Saved entries:

----

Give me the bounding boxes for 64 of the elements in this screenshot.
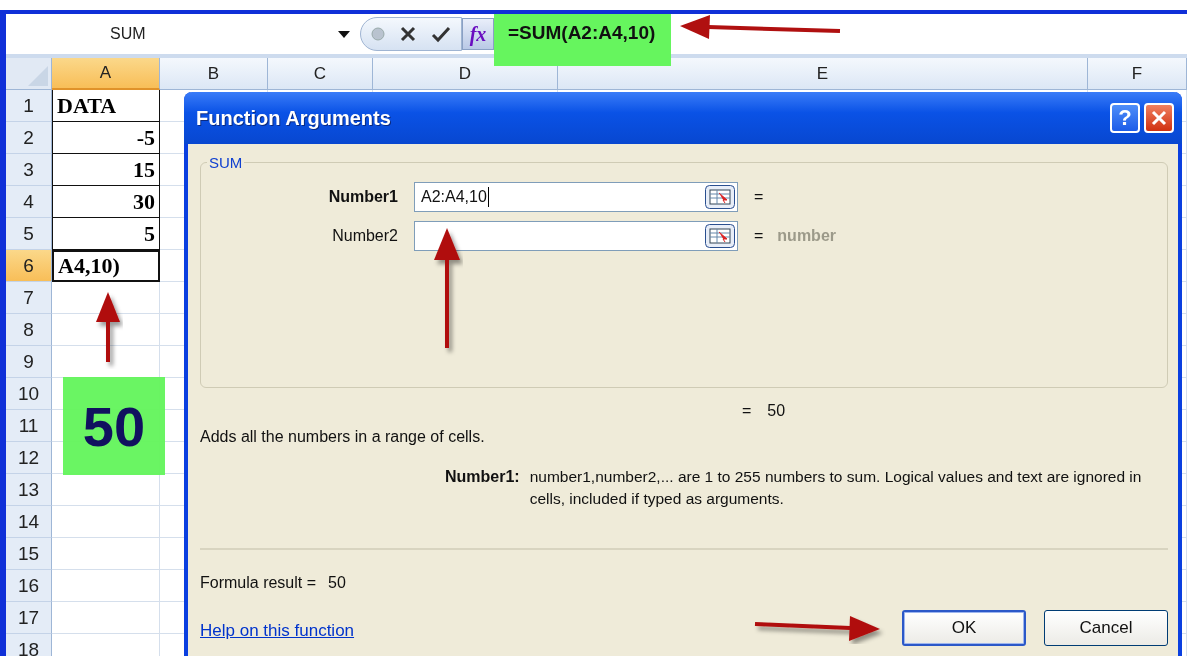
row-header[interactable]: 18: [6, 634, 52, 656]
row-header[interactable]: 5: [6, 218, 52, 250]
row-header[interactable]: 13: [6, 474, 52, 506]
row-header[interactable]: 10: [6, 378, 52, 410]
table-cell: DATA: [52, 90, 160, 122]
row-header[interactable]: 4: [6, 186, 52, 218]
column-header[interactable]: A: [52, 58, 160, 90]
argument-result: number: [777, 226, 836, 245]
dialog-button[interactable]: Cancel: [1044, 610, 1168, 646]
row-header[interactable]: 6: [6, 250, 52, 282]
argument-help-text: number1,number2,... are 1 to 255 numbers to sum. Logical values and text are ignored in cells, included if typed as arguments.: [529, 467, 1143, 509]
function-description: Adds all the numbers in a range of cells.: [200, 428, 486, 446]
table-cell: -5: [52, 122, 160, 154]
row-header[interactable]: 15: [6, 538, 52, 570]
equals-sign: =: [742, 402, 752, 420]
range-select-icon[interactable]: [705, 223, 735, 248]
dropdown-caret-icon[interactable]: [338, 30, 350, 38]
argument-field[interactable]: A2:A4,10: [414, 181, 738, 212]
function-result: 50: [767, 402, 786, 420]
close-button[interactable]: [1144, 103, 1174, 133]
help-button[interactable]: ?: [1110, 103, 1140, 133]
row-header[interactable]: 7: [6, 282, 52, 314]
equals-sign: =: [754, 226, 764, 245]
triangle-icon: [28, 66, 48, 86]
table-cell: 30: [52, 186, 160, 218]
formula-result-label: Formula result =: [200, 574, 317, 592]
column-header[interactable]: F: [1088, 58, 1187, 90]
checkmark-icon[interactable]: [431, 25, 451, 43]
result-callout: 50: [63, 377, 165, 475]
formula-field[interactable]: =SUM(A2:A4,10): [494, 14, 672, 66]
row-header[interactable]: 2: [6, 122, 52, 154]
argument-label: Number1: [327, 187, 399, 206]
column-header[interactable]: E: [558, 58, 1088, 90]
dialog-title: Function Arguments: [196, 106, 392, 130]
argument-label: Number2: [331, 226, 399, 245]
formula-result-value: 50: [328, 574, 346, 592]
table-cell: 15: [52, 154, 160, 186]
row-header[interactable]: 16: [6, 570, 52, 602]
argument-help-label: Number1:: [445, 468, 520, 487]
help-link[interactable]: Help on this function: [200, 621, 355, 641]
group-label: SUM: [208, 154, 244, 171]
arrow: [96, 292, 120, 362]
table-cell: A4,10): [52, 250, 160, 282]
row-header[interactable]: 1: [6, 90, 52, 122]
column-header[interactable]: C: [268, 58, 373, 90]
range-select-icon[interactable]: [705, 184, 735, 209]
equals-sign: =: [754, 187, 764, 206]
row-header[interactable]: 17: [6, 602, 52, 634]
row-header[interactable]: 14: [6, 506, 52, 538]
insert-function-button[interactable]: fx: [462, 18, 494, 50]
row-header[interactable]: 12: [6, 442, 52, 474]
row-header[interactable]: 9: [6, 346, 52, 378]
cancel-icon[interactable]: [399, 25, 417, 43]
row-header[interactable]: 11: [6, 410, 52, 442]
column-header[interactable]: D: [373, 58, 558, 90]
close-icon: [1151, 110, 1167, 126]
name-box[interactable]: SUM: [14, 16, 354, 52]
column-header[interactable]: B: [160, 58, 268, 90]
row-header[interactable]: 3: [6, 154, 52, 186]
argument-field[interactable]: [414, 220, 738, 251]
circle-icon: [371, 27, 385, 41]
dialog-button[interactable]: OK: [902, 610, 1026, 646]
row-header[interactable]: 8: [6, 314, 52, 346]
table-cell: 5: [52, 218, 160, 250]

----

[Prompt]: From the entries above, copy every line where the word "field" shows up.

[Exercise answer]:
argument-field[interactable]: A2:A4,10: [414, 181, 738, 212]
formula-field[interactable]: =SUM(A2:A4,10): [494, 14, 672, 66]
argument-field[interactable]: [414, 220, 738, 251]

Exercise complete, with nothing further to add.